(Data items)
==========
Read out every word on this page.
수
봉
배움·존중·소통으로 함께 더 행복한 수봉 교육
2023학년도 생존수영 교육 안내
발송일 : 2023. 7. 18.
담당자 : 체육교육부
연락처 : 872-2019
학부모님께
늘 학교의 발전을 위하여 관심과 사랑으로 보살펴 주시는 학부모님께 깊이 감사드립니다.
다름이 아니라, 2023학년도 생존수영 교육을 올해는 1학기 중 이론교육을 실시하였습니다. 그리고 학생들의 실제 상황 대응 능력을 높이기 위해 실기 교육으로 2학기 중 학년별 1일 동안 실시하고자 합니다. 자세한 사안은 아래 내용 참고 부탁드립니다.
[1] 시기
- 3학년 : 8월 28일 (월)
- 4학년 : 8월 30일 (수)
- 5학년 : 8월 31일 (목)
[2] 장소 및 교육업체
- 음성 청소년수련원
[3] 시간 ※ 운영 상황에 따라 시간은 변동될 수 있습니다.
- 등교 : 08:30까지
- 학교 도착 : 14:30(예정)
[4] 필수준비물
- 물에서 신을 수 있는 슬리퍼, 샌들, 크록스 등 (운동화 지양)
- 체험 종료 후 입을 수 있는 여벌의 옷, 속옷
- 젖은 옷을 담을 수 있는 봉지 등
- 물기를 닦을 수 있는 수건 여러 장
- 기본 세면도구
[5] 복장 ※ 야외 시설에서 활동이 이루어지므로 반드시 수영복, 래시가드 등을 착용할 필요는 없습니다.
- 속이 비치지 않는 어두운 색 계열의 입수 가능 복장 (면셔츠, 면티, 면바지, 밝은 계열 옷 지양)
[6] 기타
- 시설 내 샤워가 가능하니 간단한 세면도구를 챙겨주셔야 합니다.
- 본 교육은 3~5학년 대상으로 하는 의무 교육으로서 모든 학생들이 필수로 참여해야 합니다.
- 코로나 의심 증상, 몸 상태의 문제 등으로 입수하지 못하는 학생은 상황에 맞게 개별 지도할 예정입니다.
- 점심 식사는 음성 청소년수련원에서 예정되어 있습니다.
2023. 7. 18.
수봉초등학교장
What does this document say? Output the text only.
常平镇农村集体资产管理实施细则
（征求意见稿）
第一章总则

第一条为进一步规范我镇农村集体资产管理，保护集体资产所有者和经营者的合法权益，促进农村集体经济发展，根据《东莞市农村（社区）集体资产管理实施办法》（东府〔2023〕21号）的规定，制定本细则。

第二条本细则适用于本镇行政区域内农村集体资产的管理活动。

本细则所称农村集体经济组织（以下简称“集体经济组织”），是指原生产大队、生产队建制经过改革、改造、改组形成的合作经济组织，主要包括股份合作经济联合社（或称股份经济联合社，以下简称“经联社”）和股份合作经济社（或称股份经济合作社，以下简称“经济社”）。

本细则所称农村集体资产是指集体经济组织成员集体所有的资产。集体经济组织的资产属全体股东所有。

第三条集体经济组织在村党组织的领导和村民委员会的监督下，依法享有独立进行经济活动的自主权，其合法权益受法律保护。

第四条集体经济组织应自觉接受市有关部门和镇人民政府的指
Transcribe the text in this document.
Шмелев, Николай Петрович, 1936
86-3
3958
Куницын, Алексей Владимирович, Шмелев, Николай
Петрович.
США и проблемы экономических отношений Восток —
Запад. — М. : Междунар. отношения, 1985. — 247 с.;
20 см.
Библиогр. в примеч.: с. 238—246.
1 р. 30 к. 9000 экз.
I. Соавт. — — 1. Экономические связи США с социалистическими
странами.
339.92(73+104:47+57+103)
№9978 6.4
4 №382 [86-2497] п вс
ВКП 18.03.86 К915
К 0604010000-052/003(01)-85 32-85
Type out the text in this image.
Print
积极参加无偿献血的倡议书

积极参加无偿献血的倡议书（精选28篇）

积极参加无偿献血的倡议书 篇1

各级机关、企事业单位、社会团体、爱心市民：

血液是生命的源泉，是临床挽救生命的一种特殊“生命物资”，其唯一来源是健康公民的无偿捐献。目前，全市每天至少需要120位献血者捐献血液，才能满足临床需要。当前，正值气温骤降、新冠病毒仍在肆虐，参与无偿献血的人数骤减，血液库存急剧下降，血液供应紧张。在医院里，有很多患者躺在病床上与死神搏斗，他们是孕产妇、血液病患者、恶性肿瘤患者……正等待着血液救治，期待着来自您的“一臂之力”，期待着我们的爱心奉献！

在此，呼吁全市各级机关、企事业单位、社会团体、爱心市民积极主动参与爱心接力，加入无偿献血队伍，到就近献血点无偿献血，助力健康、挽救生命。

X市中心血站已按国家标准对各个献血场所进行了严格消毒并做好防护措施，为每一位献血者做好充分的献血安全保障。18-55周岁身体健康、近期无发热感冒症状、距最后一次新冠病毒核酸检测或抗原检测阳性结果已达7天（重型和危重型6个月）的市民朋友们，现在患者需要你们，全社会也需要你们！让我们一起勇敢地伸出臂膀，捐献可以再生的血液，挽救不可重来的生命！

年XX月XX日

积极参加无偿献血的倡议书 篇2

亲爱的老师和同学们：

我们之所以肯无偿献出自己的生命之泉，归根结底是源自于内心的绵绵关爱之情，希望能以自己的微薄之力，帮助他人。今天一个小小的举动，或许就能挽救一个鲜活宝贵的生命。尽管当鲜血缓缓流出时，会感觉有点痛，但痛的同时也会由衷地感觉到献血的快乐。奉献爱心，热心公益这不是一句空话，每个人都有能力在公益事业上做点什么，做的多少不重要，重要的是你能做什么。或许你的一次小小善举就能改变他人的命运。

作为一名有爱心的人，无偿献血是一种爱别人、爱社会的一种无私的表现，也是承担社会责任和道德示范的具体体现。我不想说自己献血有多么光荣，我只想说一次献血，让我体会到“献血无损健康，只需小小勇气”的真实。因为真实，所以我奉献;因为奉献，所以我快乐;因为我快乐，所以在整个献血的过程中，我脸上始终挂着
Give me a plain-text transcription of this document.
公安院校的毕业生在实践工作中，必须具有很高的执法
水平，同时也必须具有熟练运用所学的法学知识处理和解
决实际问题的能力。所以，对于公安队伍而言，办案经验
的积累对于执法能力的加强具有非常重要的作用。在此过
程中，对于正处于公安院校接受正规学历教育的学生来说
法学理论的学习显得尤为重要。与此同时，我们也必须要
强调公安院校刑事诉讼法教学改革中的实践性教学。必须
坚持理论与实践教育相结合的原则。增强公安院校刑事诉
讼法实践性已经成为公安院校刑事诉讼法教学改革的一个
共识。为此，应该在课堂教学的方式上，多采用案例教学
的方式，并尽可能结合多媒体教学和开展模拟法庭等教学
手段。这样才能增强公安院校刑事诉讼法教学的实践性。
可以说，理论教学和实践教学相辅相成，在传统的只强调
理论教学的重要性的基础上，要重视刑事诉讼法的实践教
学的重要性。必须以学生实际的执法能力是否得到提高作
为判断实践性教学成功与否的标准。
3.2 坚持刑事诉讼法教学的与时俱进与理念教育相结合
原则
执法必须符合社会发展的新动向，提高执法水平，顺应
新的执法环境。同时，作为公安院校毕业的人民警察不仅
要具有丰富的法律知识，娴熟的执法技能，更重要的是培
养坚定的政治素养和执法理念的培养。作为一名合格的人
==========
▶ [Exercise]
Find each line holding "Шмелев". Copy it out.

▶ [Result]
Шмелев, Николай Петрович, 1936
Куницын, Алексей Владимирович, Шмелев, Николай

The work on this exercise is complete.